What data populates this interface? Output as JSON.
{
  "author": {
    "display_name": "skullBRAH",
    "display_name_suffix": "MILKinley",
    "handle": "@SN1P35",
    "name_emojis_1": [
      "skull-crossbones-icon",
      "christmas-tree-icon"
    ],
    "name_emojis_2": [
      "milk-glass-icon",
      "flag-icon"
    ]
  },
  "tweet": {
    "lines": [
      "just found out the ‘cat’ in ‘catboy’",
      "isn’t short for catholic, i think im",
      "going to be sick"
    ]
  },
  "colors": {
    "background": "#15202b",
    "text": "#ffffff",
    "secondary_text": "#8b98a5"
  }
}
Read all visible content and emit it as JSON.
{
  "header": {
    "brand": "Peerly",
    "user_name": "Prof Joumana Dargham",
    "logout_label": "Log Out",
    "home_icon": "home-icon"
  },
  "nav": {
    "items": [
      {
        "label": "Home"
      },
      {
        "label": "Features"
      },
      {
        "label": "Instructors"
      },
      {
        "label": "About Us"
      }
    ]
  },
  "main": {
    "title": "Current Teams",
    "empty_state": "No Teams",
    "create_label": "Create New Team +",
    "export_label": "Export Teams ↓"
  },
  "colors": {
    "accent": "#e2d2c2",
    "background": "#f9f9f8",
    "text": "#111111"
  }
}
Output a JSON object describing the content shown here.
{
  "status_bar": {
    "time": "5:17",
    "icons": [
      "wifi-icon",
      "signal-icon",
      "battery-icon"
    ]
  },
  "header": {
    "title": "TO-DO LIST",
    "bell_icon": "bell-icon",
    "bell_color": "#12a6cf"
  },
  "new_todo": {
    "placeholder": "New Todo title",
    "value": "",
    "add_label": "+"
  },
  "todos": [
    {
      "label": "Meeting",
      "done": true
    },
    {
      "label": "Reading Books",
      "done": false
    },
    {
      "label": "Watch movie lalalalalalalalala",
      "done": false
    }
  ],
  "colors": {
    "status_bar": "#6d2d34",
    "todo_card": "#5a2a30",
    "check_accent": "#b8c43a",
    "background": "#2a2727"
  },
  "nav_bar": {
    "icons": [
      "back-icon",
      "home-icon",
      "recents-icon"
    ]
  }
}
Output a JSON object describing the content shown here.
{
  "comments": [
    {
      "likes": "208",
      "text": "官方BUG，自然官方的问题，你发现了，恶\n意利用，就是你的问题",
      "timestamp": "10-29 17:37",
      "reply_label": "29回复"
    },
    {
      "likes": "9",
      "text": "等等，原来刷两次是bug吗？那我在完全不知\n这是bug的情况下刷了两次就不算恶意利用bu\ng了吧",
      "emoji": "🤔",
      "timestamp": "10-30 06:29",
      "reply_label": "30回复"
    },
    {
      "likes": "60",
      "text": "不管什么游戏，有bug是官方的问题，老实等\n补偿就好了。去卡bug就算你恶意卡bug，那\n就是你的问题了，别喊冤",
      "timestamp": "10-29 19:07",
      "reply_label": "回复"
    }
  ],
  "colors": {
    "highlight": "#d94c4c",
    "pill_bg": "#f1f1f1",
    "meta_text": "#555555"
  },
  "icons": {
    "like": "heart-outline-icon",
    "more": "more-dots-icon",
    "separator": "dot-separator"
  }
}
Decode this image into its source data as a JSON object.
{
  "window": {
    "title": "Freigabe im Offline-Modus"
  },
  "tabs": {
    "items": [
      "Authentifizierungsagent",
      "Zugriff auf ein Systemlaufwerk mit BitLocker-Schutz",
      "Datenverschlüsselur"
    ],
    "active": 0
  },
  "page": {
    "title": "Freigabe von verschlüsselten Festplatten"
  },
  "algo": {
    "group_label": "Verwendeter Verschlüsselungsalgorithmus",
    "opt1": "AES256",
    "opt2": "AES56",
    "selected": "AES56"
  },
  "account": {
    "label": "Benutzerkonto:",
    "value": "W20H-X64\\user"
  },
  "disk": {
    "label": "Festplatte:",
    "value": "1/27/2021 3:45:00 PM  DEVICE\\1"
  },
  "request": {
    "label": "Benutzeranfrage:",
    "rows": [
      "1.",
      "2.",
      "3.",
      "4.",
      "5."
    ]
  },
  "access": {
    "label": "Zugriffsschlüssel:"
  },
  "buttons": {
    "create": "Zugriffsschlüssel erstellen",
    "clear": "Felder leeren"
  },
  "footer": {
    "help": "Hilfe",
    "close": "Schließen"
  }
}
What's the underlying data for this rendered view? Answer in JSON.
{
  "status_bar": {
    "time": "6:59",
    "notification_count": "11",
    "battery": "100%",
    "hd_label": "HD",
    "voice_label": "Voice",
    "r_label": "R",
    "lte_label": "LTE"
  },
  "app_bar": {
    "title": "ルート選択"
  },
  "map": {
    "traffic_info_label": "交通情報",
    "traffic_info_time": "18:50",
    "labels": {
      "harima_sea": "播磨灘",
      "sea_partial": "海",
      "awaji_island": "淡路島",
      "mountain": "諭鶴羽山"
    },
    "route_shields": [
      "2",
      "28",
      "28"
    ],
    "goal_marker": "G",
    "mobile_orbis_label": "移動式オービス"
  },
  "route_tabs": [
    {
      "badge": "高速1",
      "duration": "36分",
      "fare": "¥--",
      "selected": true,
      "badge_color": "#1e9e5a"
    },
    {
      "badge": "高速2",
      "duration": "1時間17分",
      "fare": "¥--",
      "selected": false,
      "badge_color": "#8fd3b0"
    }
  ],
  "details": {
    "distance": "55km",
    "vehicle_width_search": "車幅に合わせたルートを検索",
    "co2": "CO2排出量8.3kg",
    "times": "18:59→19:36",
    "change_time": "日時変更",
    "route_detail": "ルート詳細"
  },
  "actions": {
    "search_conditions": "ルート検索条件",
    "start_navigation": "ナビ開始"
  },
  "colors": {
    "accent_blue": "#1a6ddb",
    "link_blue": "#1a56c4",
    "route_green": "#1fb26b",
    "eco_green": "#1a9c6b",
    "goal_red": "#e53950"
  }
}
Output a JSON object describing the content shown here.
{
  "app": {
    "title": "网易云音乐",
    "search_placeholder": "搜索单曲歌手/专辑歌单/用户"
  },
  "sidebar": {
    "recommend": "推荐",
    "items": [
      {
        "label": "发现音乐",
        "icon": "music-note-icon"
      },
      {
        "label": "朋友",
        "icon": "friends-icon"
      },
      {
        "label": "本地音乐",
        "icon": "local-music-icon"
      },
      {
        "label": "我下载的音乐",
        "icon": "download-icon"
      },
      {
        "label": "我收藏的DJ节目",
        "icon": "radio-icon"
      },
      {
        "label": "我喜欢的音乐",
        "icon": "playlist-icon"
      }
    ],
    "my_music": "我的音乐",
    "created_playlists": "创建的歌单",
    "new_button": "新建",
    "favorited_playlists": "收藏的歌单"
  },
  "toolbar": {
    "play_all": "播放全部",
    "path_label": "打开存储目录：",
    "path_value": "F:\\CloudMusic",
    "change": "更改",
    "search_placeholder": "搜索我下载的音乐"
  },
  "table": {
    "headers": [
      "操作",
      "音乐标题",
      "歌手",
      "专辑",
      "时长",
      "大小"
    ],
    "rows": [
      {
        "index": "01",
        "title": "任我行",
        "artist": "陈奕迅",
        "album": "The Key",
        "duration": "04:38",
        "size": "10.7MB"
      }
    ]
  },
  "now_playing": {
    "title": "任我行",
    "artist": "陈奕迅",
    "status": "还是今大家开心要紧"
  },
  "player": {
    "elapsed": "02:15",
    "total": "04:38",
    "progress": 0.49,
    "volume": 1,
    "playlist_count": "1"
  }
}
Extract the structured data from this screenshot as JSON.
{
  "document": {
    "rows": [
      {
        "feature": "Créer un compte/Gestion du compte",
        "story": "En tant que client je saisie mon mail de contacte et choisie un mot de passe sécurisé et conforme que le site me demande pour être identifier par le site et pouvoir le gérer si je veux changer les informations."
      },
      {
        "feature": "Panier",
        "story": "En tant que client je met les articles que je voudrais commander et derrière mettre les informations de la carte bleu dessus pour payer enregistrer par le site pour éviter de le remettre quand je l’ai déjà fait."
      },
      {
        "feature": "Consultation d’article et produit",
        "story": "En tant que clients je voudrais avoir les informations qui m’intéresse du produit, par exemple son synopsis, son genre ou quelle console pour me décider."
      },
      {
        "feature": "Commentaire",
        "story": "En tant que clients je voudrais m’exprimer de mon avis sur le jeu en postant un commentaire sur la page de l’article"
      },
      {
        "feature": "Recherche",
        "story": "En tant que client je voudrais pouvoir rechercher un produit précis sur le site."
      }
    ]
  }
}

▶ _Objective_
Scan the material for lines with the word "page", and copy each line you find.

▶ _Reply to the exercise_
  "page": {
        "story": "En tant que clients je voudrais m’exprimer de mon avis sur le jeu en postant un commentaire sur la page de l’article"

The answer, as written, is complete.